# WHAT IS BEING ASKED
Write out each line word for word. Drop pictures.
:: DATA SUPPLIED ::
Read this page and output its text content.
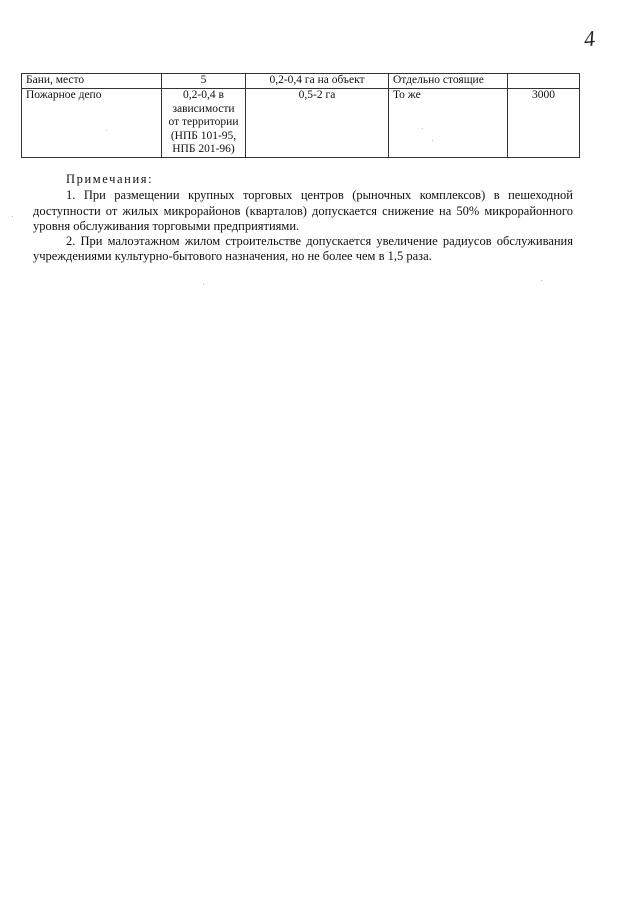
4
Бани, место	5	0,2-0,4 га на объект	Отдельно стоящие	
Пожарное депо	0,2-0,4 в
зависимости
от территории
(НПБ 101-95,
НПБ 201-96)	0,5-2 га	То же	3000

Примечания:

1. При размещении крупных торговых центров (рыночных комплексов) в пешеходной доступности от жилых микрорайонов (кварталов) допускается снижение на 50% микрорайонного уровня обслуживания торговыми предприятиями.

2. При малоэтажном жилом строительстве допускается увеличение радиусов обслуживания учреждениями культурно-бытового назначения, но не более чем в 1,5 раза.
:::
# COMPLETE OUTPUT
Read this page and output its text content.
4
Бани, место	5	0,2-0,4 га на объект	Отдельно стоящие	
Пожарное депо	0,2-0,4 в
зависимости
от территории
(НПБ 101-95,
НПБ 201-96)	0,5-2 га	То же	3000

Примечания:

1. При размещении крупных торговых центров (рыночных комплексов) в пешеходной доступности от жилых микрорайонов (кварталов) допускается снижение на 50% микрорайонного уровня обслуживания торговыми предприятиями.

2. При малоэтажном жилом строительстве допускается увеличение радиусов обслуживания учреждениями культурно-бытового назначения, но не более чем в 1,5 раза.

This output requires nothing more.